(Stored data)

◇ ◇ ◇

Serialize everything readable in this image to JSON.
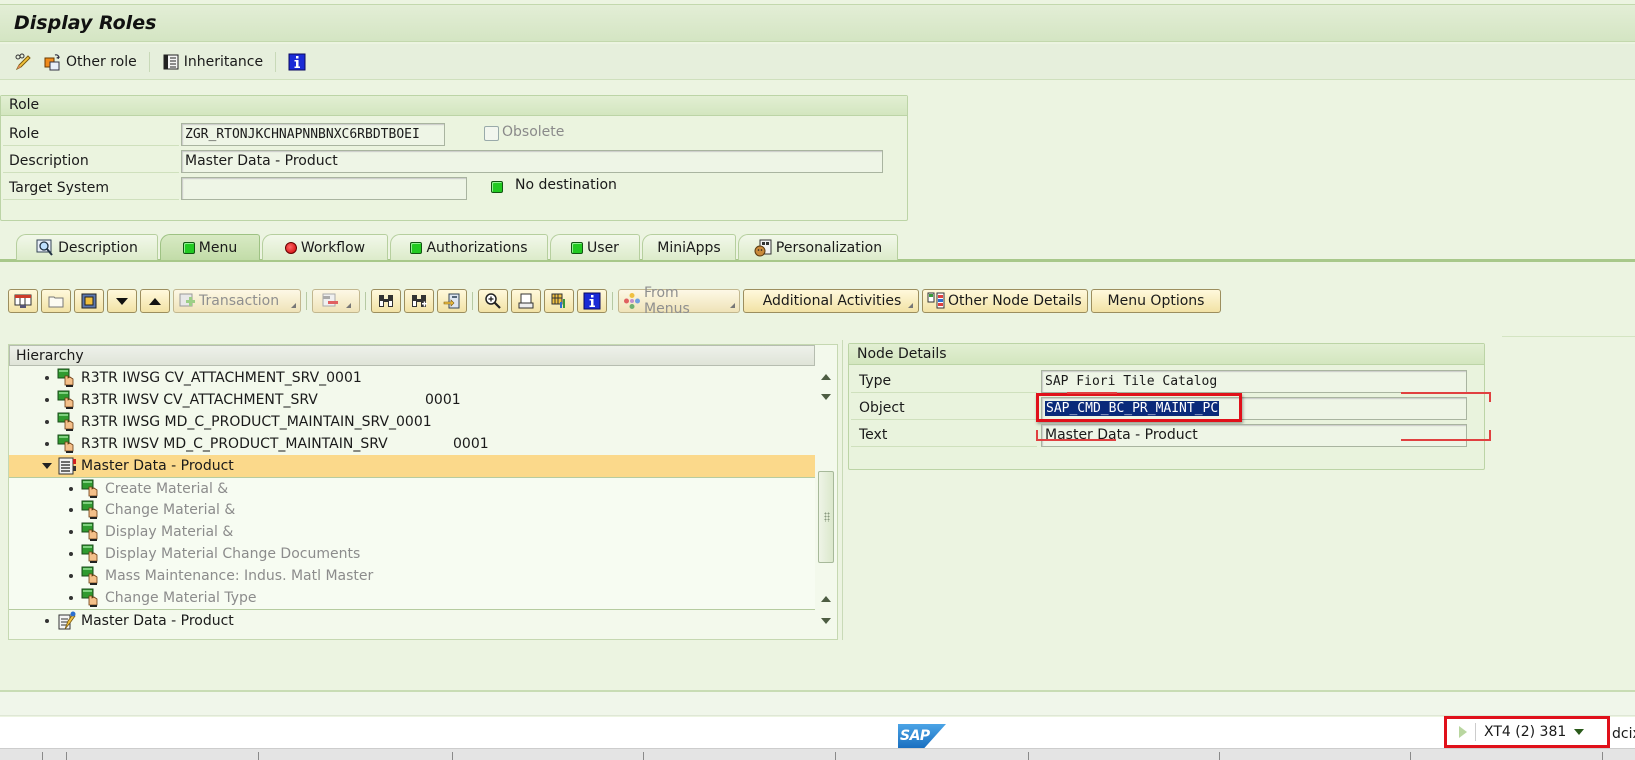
{
  "window": {
    "title": "Display Roles"
  },
  "app_toolbar": {
    "items": [
      {
        "icon": "pencil-glasses-icon",
        "label": ""
      },
      {
        "icon": "other-role-icon",
        "label": "Other role"
      },
      {
        "icon": "inheritance-icon",
        "label": "Inheritance"
      },
      {
        "icon": "info-icon",
        "label": ""
      }
    ]
  },
  "role_group": {
    "title": "Role",
    "role_label": "Role",
    "role_value": "ZGR_RTONJKCHNAPNNBNXC6RBDTBOEI",
    "obsolete_label": "Obsolete",
    "obsolete_checked": false,
    "description_label": "Description",
    "description_value": "Master Data - Product",
    "target_system_label": "Target System",
    "target_system_value": "",
    "destination_status": "No destination",
    "destination_status_color": "#22c922"
  },
  "tabs": [
    {
      "label": "Description",
      "icon": "magnifier-document-icon",
      "active": false
    },
    {
      "label": "Menu",
      "icon": "green-status-icon",
      "active": true
    },
    {
      "label": "Workflow",
      "icon": "red-status-icon",
      "active": false
    },
    {
      "label": "Authorizations",
      "icon": "green-status-icon",
      "active": false
    },
    {
      "label": "User",
      "icon": "green-status-icon",
      "active": false
    },
    {
      "label": "MiniApps",
      "icon": "",
      "active": false
    },
    {
      "label": "Personalization",
      "icon": "personalization-icon",
      "active": false
    }
  ],
  "menu_toolbar": {
    "transaction_label": "Transaction",
    "from_menus_label": "From Menus",
    "additional_activities_label": "Additional Activities",
    "other_node_details_label": "Other Node Details",
    "menu_options_label": "Menu Options"
  },
  "hierarchy": {
    "title": "Hierarchy",
    "rows": [
      {
        "text": "R3TR IWSG CV_ATTACHMENT_SRV_0001",
        "suffix": "",
        "level": 1,
        "icon": "service-icon",
        "selected": false,
        "dimmed": false
      },
      {
        "text": "R3TR IWSV CV_ATTACHMENT_SRV",
        "suffix": "0001",
        "level": 1,
        "icon": "service-icon",
        "selected": false,
        "dimmed": false
      },
      {
        "text": "R3TR IWSG MD_C_PRODUCT_MAINTAIN_SRV_0001",
        "suffix": "",
        "level": 1,
        "icon": "service-icon",
        "selected": false,
        "dimmed": false
      },
      {
        "text": "R3TR IWSV MD_C_PRODUCT_MAINTAIN_SRV",
        "suffix": "0001",
        "level": 1,
        "icon": "service-icon",
        "selected": false,
        "dimmed": false
      },
      {
        "text": "Master Data - Product",
        "suffix": "",
        "level": 1,
        "icon": "catalog-icon",
        "selected": true,
        "expanded": true,
        "dimmed": false
      },
      {
        "text": "Create Material &",
        "suffix": "",
        "level": 2,
        "icon": "service-icon",
        "selected": false,
        "dimmed": true
      },
      {
        "text": "Change Material &",
        "suffix": "",
        "level": 2,
        "icon": "service-icon",
        "selected": false,
        "dimmed": true
      },
      {
        "text": "Display Material &",
        "suffix": "",
        "level": 2,
        "icon": "service-icon",
        "selected": false,
        "dimmed": true
      },
      {
        "text": "Display Material Change Documents",
        "suffix": "",
        "level": 2,
        "icon": "service-icon",
        "selected": false,
        "dimmed": true
      },
      {
        "text": "Mass Maintenance: Indus. Matl Master",
        "suffix": "",
        "level": 2,
        "icon": "service-icon",
        "selected": false,
        "dimmed": true
      },
      {
        "text": "Change Material Type",
        "suffix": "",
        "level": 2,
        "icon": "service-icon",
        "selected": false,
        "dimmed": true
      },
      {
        "text": "Master Data - Product",
        "suffix": "",
        "level": 1,
        "icon": "group-edit-icon",
        "selected": false,
        "dimmed": false
      }
    ]
  },
  "node_details": {
    "title": "Node Details",
    "type_label": "Type",
    "type_value": "SAP Fiori Tile Catalog",
    "object_label": "Object",
    "object_value": "SAP_CMD_BC_PR_MAINT_PC",
    "text_label": "Text",
    "text_value": "Master Data - Product"
  },
  "footer": {
    "logo_text": "SAP",
    "system_info": "XT4 (2) 381",
    "host_fragment": "dcix",
    "highlight_color": "#e0101a"
  }
}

◇ ◇ ◇

YOUR OBJECTIVE: Copy all lines above containing the string "Material".

RESPONSE BELOW:
        "text": "Create Material &",
        "text": "Change Material &",
        "text": "Display Material &",
        "text": "Display Material Change Documents",
        "text": "Change Material Type",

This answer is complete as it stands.